[Collection entries]
'''

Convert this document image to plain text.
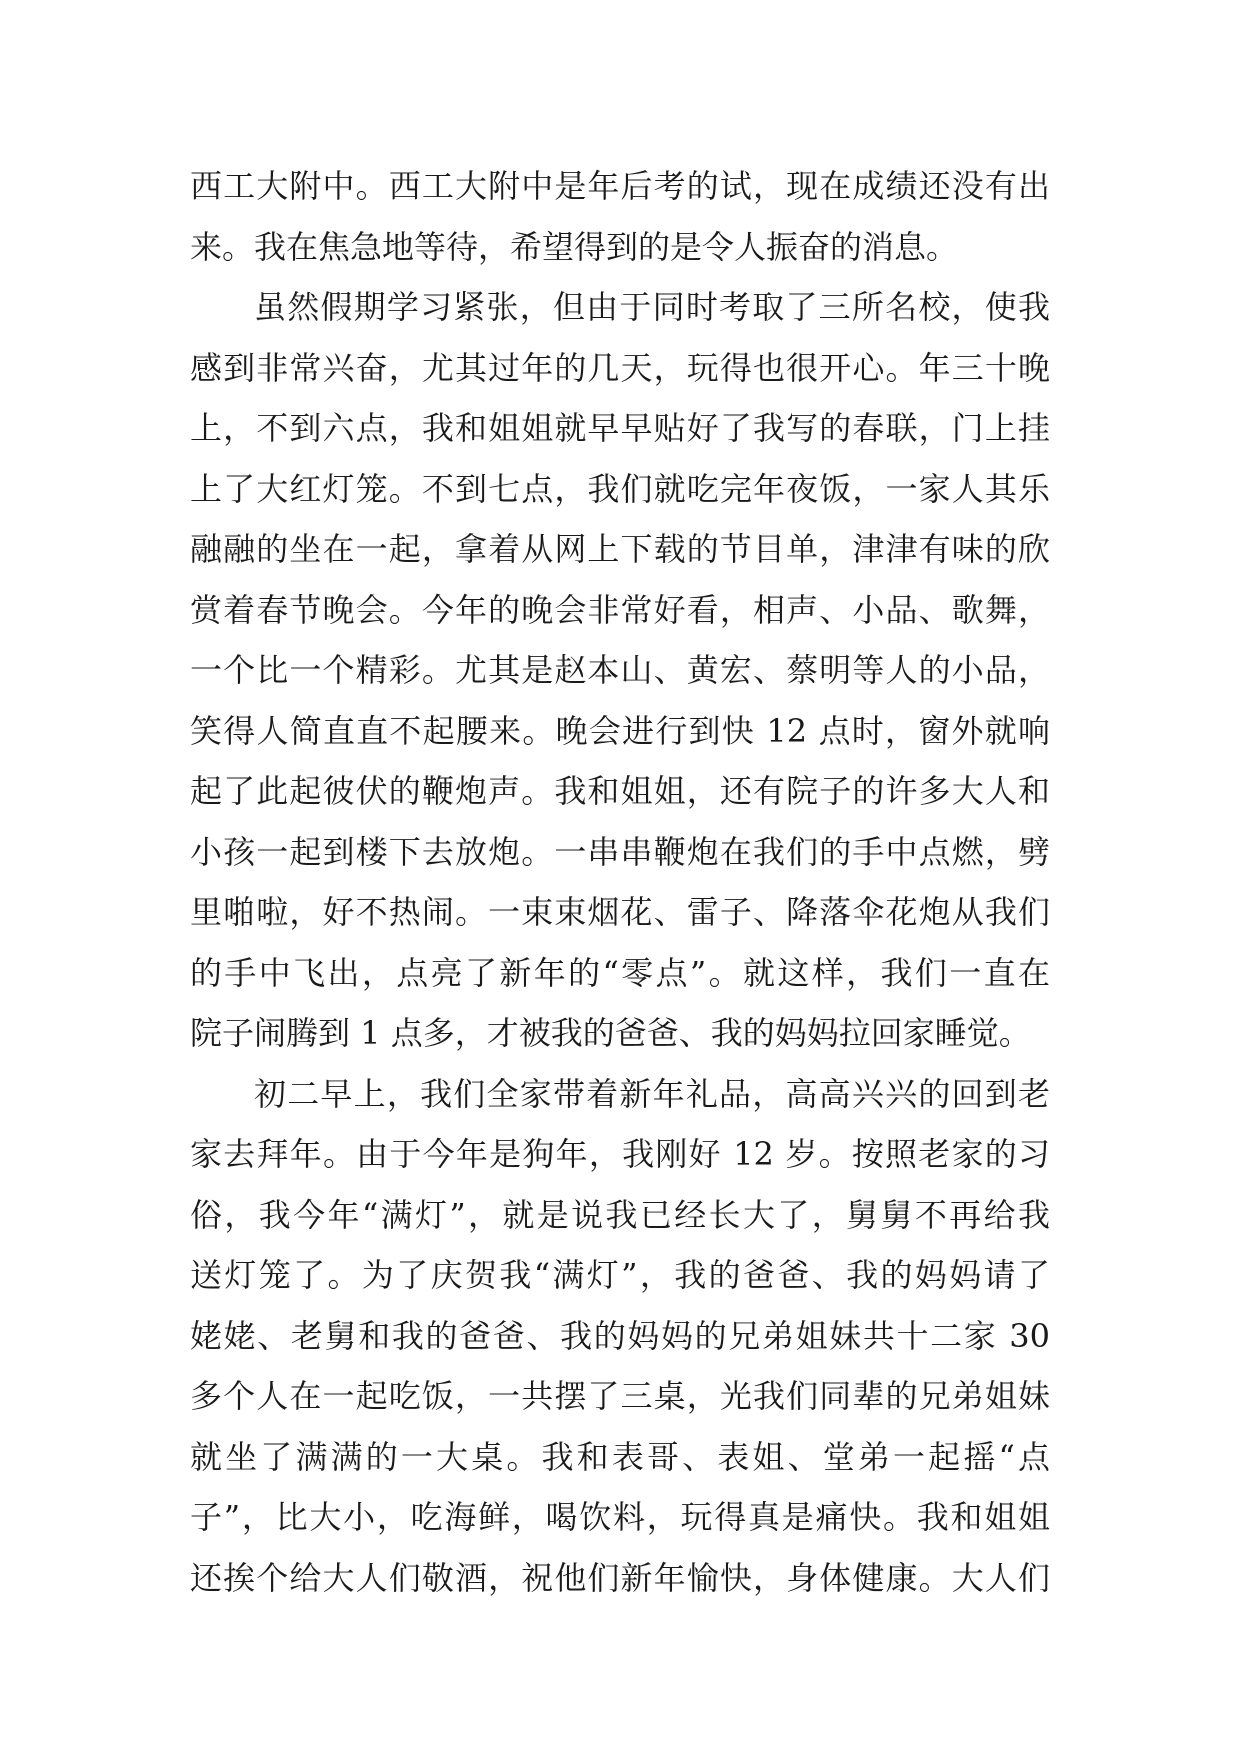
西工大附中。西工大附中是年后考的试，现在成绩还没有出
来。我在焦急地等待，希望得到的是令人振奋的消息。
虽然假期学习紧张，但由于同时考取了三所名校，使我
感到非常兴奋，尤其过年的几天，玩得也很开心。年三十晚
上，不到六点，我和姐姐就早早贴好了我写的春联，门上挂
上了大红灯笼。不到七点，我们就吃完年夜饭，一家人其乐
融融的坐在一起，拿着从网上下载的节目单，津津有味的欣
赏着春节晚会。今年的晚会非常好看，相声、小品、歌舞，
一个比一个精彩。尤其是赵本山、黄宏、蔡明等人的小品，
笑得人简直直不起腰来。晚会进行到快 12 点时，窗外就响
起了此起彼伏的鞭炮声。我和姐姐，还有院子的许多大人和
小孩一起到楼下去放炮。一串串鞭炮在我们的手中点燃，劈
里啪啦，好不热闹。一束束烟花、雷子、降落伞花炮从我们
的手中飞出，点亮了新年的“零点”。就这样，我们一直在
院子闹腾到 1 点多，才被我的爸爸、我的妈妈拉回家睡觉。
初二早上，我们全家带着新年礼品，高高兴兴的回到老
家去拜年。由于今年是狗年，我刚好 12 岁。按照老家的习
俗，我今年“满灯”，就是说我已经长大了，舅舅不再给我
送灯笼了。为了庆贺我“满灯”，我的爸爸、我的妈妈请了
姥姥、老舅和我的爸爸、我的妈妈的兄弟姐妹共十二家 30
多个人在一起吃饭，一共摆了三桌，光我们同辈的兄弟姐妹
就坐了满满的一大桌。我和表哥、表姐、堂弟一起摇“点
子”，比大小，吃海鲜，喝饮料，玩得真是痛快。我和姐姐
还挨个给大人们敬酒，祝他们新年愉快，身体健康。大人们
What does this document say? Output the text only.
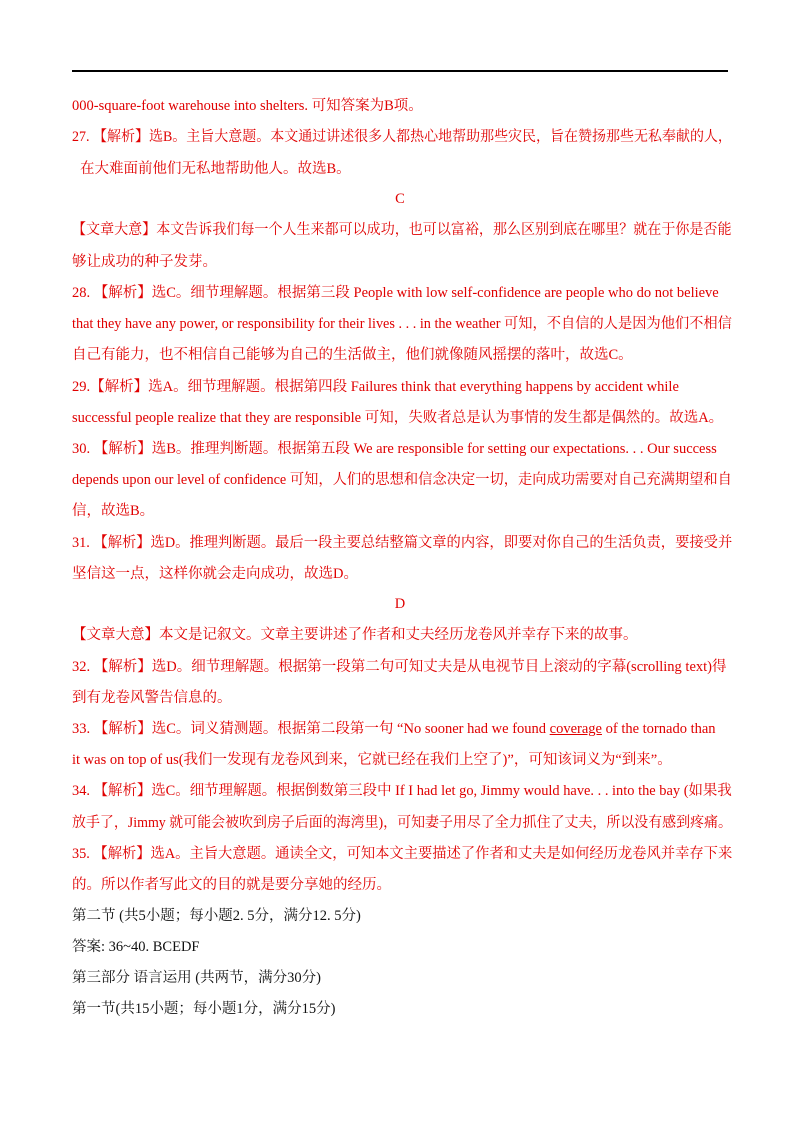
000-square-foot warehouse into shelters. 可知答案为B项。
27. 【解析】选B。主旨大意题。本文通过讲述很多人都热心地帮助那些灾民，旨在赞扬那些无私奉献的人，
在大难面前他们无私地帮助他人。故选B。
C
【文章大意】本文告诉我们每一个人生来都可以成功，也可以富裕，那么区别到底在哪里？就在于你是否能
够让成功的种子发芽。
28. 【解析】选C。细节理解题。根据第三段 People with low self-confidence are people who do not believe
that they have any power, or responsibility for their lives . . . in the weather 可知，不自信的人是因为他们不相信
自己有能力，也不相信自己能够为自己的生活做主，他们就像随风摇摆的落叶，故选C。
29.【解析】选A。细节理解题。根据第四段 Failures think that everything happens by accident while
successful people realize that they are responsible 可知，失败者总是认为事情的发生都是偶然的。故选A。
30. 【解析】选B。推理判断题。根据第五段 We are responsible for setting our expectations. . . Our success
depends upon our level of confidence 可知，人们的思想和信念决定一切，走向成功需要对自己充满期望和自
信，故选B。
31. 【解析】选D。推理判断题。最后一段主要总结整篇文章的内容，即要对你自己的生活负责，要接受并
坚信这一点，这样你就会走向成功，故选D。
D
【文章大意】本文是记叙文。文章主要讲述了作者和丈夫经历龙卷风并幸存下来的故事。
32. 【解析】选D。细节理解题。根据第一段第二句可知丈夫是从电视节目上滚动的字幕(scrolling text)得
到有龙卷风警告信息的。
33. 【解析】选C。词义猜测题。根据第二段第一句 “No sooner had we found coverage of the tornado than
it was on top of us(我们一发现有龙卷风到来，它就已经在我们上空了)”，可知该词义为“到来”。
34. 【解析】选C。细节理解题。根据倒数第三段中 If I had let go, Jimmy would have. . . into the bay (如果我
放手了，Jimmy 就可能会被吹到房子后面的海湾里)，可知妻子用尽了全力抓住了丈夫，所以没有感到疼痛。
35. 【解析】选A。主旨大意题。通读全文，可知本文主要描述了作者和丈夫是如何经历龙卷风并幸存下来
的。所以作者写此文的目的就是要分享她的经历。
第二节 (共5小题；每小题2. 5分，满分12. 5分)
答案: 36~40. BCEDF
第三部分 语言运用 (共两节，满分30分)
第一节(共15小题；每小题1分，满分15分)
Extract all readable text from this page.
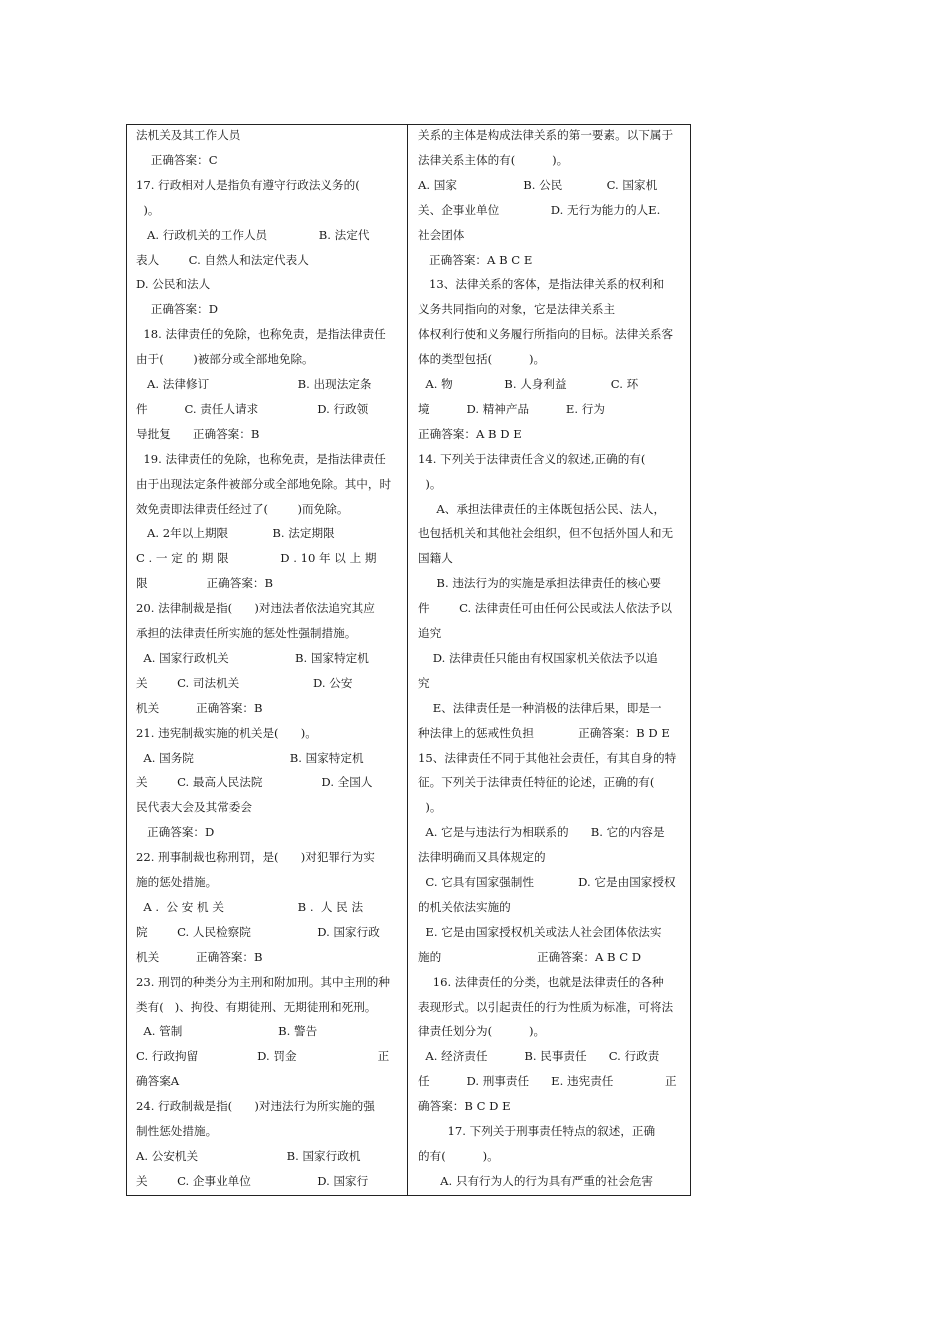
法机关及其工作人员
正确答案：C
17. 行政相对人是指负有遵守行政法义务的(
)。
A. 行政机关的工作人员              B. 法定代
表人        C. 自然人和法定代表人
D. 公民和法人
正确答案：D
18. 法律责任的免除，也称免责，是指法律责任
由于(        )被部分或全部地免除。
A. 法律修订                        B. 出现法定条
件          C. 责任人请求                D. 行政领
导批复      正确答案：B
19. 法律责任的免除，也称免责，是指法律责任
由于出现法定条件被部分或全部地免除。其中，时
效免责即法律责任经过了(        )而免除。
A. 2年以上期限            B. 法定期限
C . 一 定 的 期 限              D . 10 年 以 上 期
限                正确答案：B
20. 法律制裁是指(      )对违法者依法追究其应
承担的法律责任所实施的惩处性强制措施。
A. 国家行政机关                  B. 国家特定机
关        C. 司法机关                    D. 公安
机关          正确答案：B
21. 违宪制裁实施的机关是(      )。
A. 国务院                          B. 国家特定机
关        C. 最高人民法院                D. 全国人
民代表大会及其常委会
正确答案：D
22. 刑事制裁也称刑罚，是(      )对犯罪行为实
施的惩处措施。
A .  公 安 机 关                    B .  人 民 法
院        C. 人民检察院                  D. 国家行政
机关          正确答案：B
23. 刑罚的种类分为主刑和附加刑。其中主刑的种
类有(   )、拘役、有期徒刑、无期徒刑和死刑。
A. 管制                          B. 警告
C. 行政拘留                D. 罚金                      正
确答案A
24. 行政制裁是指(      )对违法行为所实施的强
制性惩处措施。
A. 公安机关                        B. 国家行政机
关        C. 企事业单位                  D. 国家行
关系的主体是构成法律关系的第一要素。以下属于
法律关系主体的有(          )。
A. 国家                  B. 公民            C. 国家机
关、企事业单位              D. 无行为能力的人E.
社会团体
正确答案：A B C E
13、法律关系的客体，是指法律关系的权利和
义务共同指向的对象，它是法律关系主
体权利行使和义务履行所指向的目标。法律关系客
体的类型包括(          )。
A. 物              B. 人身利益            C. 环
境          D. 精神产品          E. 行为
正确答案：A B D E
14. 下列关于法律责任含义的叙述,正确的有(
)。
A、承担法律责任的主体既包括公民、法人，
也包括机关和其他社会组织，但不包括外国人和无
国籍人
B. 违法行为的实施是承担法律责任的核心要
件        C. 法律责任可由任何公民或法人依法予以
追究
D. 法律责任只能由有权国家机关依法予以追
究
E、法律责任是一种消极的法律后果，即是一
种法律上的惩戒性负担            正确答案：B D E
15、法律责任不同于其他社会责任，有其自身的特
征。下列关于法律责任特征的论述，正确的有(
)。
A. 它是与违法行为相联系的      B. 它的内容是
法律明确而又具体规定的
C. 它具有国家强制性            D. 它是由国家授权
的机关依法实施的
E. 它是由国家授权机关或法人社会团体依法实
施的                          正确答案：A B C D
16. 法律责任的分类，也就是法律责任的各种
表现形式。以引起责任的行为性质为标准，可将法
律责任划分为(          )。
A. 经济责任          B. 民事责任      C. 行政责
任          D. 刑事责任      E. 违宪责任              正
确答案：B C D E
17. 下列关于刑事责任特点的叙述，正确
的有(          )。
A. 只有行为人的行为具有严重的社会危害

'''

Provide only the number of lines in the records containing the string "推理判断题".

SOLUTION: 2